[Source records]

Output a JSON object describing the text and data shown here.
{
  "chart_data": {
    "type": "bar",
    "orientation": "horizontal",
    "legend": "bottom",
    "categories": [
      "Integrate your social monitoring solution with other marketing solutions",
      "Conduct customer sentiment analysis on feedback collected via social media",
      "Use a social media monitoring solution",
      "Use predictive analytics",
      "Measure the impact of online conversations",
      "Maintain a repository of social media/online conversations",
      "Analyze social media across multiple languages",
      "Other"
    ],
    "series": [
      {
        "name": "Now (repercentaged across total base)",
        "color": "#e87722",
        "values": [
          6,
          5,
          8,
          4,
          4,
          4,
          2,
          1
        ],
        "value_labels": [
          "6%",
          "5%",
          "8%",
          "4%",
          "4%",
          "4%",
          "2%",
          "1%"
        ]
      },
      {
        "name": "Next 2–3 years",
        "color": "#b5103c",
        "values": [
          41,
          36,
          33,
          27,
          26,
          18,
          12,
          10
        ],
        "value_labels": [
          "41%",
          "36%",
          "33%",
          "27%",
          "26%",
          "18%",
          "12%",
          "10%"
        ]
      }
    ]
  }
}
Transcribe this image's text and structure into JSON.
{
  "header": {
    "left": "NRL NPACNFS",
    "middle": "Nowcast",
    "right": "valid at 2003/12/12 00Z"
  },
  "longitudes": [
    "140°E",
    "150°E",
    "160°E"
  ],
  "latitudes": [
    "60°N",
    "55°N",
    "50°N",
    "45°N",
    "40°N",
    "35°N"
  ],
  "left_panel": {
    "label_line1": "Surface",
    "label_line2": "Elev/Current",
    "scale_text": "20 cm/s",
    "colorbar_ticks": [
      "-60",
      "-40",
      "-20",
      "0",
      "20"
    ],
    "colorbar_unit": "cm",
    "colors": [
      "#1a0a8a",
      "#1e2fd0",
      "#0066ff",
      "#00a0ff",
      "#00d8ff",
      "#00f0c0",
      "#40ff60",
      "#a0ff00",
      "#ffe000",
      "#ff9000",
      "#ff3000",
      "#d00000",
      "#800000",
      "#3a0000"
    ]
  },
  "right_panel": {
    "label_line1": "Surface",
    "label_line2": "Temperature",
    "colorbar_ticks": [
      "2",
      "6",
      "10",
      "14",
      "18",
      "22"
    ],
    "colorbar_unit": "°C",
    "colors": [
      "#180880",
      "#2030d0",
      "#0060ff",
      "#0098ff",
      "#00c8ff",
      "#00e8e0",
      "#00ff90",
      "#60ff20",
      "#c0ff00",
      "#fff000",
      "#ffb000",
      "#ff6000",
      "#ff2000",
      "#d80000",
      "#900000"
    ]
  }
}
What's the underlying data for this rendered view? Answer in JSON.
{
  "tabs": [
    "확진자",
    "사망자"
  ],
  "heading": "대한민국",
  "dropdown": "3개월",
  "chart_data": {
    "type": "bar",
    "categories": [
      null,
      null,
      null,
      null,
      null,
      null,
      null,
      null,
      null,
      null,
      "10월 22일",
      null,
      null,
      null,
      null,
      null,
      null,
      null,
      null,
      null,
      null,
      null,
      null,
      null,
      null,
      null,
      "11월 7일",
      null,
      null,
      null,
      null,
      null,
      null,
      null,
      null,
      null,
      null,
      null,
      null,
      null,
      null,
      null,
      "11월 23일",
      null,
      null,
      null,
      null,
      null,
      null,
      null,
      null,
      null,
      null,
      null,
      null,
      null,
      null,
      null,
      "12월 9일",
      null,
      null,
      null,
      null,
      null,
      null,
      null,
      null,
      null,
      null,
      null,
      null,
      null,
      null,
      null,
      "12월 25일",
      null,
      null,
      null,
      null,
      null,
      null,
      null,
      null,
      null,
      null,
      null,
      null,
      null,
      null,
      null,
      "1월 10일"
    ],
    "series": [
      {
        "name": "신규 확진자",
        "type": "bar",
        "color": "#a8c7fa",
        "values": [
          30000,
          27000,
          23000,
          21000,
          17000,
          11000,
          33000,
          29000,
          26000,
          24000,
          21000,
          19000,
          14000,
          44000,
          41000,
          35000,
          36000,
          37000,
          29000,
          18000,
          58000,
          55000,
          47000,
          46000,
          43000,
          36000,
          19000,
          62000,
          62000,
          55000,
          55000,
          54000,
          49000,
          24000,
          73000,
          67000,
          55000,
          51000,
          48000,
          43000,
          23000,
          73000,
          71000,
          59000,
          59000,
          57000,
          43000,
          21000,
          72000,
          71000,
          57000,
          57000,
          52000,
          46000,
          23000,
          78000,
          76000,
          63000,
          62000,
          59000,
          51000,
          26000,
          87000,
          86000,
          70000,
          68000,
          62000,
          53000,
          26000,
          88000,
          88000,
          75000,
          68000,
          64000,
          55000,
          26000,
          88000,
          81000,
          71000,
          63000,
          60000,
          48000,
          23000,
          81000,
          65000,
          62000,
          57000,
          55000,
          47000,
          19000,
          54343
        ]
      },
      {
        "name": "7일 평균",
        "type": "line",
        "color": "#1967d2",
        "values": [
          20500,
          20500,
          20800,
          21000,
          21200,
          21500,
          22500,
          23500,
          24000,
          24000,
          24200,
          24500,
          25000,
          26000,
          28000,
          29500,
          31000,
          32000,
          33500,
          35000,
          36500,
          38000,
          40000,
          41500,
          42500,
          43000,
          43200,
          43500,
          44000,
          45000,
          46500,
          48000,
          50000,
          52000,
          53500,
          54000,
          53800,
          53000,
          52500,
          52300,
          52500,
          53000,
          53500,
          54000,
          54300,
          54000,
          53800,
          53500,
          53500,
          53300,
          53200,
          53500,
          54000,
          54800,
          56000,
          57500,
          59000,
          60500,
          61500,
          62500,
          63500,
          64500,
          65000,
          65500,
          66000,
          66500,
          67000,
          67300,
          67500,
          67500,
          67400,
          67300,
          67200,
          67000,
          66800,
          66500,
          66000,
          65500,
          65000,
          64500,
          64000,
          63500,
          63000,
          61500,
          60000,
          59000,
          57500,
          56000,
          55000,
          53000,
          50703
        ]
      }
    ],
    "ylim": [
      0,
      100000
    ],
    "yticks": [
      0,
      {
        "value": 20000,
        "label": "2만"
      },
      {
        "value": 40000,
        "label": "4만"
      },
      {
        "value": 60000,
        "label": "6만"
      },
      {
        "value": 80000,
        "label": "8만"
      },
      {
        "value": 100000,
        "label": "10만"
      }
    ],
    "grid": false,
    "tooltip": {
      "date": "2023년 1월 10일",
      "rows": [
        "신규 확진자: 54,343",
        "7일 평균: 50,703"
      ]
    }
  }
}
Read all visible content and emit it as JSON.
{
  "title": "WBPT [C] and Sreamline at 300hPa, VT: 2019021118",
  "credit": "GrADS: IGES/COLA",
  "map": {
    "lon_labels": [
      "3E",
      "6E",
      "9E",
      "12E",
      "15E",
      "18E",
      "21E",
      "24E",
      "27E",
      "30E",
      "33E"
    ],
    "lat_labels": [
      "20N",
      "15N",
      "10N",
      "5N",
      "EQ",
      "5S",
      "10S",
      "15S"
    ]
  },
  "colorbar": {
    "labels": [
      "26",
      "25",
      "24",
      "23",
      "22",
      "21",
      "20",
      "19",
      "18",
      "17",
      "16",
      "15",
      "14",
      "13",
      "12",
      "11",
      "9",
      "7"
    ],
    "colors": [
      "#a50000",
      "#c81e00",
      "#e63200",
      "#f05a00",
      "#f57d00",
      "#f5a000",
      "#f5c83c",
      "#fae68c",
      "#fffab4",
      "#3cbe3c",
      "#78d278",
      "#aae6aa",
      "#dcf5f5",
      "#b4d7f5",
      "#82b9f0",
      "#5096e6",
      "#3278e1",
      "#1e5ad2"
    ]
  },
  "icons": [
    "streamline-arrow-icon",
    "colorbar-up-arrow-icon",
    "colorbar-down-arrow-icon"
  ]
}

Your task:
Go through the listing and copy all of it exactly.

Response:
Output a JSON object describing the text and data shown here.
{
  "chart_data": {
    "type": "bar",
    "orientation": "horizontal",
    "legend": "bottom",
    "categories": [
      "Integrate your social monitoring solution with other marketing solutions",
      "Conduct customer sentiment analysis on feedback collected via social media",
      "Use a social media monitoring solution",
      "Use predictive analytics",
      "Measure the impact of online conversations",
      "Maintain a repository of social media/online conversations",
      "Analyze social media across multiple languages",
      "Other"
    ],
    "series": [
      {
        "name": "Now (repercentaged across total base)",
        "color": "#e87722",
        "values": [
          6,
          5,
          8,
          4,
          4,
          4,
          2,
          1
        ],
        "value_labels": [
          "6%",
          "5%",
          "8%",
          "4%",
          "4%",
          "4%",
          "2%",
          "1%"
        ]
      },
      {
        "name": "Next 2–3 years",
        "color": "#b5103c",
        "values": [
          41,
          36,
          33,
          27,
          26,
          18,
          12,
          10
        ],
        "value_labels": [
          "41%",
          "36%",
          "33%",
          "27%",
          "26%",
          "18%",
          "12%",
          "10%"
        ]
      }
    ]
  }
}
Transcribe this image's text and structure into JSON.
{
  "header": {
    "left": "NRL NPACNFS",
    "middle": "Nowcast",
    "right": "valid at 2003/12/12 00Z"
  },
  "longitudes": [
    "140°E",
    "150°E",
    "160°E"
  ],
  "latitudes": [
    "60°N",
    "55°N",
    "50°N",
    "45°N",
    "40°N",
    "35°N"
  ],
  "left_panel": {
    "label_line1": "Surface",
    "label_line2": "Elev/Current",
    "scale_text": "20 cm/s",
    "colorbar_ticks": [
      "-60",
      "-40",
      "-20",
      "0",
      "20"
    ],
    "colorbar_unit": "cm",
    "colors": [
      "#1a0a8a",
      "#1e2fd0",
      "#0066ff",
      "#00a0ff",
      "#00d8ff",
      "#00f0c0",
      "#40ff60",
      "#a0ff00",
      "#ffe000",
      "#ff9000",
      "#ff3000",
      "#d00000",
      "#800000",
      "#3a0000"
    ]
  },
  "right_panel": {
    "label_line1": "Surface",
    "label_line2": "Temperature",
    "colorbar_ticks": [
      "2",
      "6",
      "10",
      "14",
      "18",
      "22"
    ],
    "colorbar_unit": "°C",
    "colors": [
      "#180880",
      "#2030d0",
      "#0060ff",
      "#0098ff",
      "#00c8ff",
      "#00e8e0",
      "#00ff90",
      "#60ff20",
      "#c0ff00",
      "#fff000",
      "#ffb000",
      "#ff6000",
      "#ff2000",
      "#d80000",
      "#900000"
    ]
  }
}
What's the underlying data for this rendered view? Answer in JSON.
{
  "tabs": [
    "확진자",
    "사망자"
  ],
  "heading": "대한민국",
  "dropdown": "3개월",
  "chart_data": {
    "type": "bar",
    "categories": [
      null,
      null,
      null,
      null,
      null,
      null,
      null,
      null,
      null,
      null,
      "10월 22일",
      null,
      null,
      null,
      null,
      null,
      null,
      null,
      null,
      null,
      null,
      null,
      null,
      null,
      null,
      null,
      "11월 7일",
      null,
      null,
      null,
      null,
      null,
      null,
      null,
      null,
      null,
      null,
      null,
      null,
      null,
      null,
      null,
      "11월 23일",
      null,
      null,
      null,
      null,
      null,
      null,
      null,
      null,
      null,
      null,
      null,
      null,
      null,
      null,
      null,
      "12월 9일",
      null,
      null,
      null,
      null,
      null,
      null,
      null,
      null,
      null,
      null,
      null,
      null,
      null,
      null,
      null,
      "12월 25일",
      null,
      null,
      null,
      null,
      null,
      null,
      null,
      null,
      null,
      null,
      null,
      null,
      null,
      null,
      null,
      "1월 10일"
    ],
    "series": [
      {
        "name": "신규 확진자",
        "type": "bar",
        "color": "#a8c7fa",
        "values": [
          30000,
          27000,
          23000,
          21000,
          17000,
          11000,
          33000,
          29000,
          26000,
          24000,
          21000,
          19000,
          14000,
          44000,
          41000,
          35000,
          36000,
          37000,
          29000,
          18000,
          58000,
          55000,
          47000,
          46000,
          43000,
          36000,
          19000,
          62000,
          62000,
          55000,
          55000,
          54000,
          49000,
          24000,
          73000,
          67000,
          55000,
          51000,
          48000,
          43000,
          23000,
          73000,
          71000,
          59000,
          59000,
          57000,
          43000,
          21000,
          72000,
          71000,
          57000,
          57000,
          52000,
          46000,
          23000,
          78000,
          76000,
          63000,
          62000,
          59000,
          51000,
          26000,
          87000,
          86000,
          70000,
          68000,
          62000,
          53000,
          26000,
          88000,
          88000,
          75000,
          68000,
          64000,
          55000,
          26000,
          88000,
          81000,
          71000,
          63000,
          60000,
          48000,
          23000,
          81000,
          65000,
          62000,
          57000,
          55000,
          47000,
          19000,
          54343
        ]
      },
      {
        "name": "7일 평균",
        "type": "line",
        "color": "#1967d2",
        "values": [
          20500,
          20500,
          20800,
          21000,
          21200,
          21500,
          22500,
          23500,
          24000,
          24000,
          24200,
          24500,
          25000,
          26000,
          28000,
          29500,
          31000,
          32000,
          33500,
          35000,
          36500,
          38000,
          40000,
          41500,
          42500,
          43000,
          43200,
          43500,
          44000,
          45000,
          46500,
          48000,
          50000,
          52000,
          53500,
          54000,
          53800,
          53000,
          52500,
          52300,
          52500,
          53000,
          53500,
          54000,
          54300,
          54000,
          53800,
          53500,
          53500,
          53300,
          53200,
          53500,
          54000,
          54800,
          56000,
          57500,
          59000,
          60500,
          61500,
          62500,
          63500,
          64500,
          65000,
          65500,
          66000,
          66500,
          67000,
          67300,
          67500,
          67500,
          67400,
          67300,
          67200,
          67000,
          66800,
          66500,
          66000,
          65500,
          65000,
          64500,
          64000,
          63500,
          63000,
          61500,
          60000,
          59000,
          57500,
          56000,
          55000,
          53000,
          50703
        ]
      }
    ],
    "ylim": [
      0,
      100000
    ],
    "yticks": [
      0,
      {
        "value": 20000,
        "label": "2만"
      },
      {
        "value": 40000,
        "label": "4만"
      },
      {
        "value": 60000,
        "label": "6만"
      },
      {
        "value": 80000,
        "label": "8만"
      },
      {
        "value": 100000,
        "label": "10만"
      }
    ],
    "grid": false,
    "tooltip": {
      "date": "2023년 1월 10일",
      "rows": [
        "신규 확진자: 54,343",
        "7일 평균: 50,703"
      ]
    }
  }
}
Read all visible content and emit it as JSON.
{
  "title": "WBPT [C] and Sreamline at 300hPa, VT: 2019021118",
  "credit": "GrADS: IGES/COLA",
  "map": {
    "lon_labels": [
      "3E",
      "6E",
      "9E",
      "12E",
      "15E",
      "18E",
      "21E",
      "24E",
      "27E",
      "30E",
      "33E"
    ],
    "lat_labels": [
      "20N",
      "15N",
      "10N",
      "5N",
      "EQ",
      "5S",
      "10S",
      "15S"
    ]
  },
  "colorbar": {
    "labels": [
      "26",
      "25",
      "24",
      "23",
      "22",
      "21",
      "20",
      "19",
      "18",
      "17",
      "16",
      "15",
      "14",
      "13",
      "12",
      "11",
      "9",
      "7"
    ],
    "colors": [
      "#a50000",
      "#c81e00",
      "#e63200",
      "#f05a00",
      "#f57d00",
      "#f5a000",
      "#f5c83c",
      "#fae68c",
      "#fffab4",
      "#3cbe3c",
      "#78d278",
      "#aae6aa",
      "#dcf5f5",
      "#b4d7f5",
      "#82b9f0",
      "#5096e6",
      "#3278e1",
      "#1e5ad2"
    ]
  },
  "icons": [
    "streamline-arrow-icon",
    "colorbar-up-arrow-icon",
    "colorbar-down-arrow-icon"
  ]
}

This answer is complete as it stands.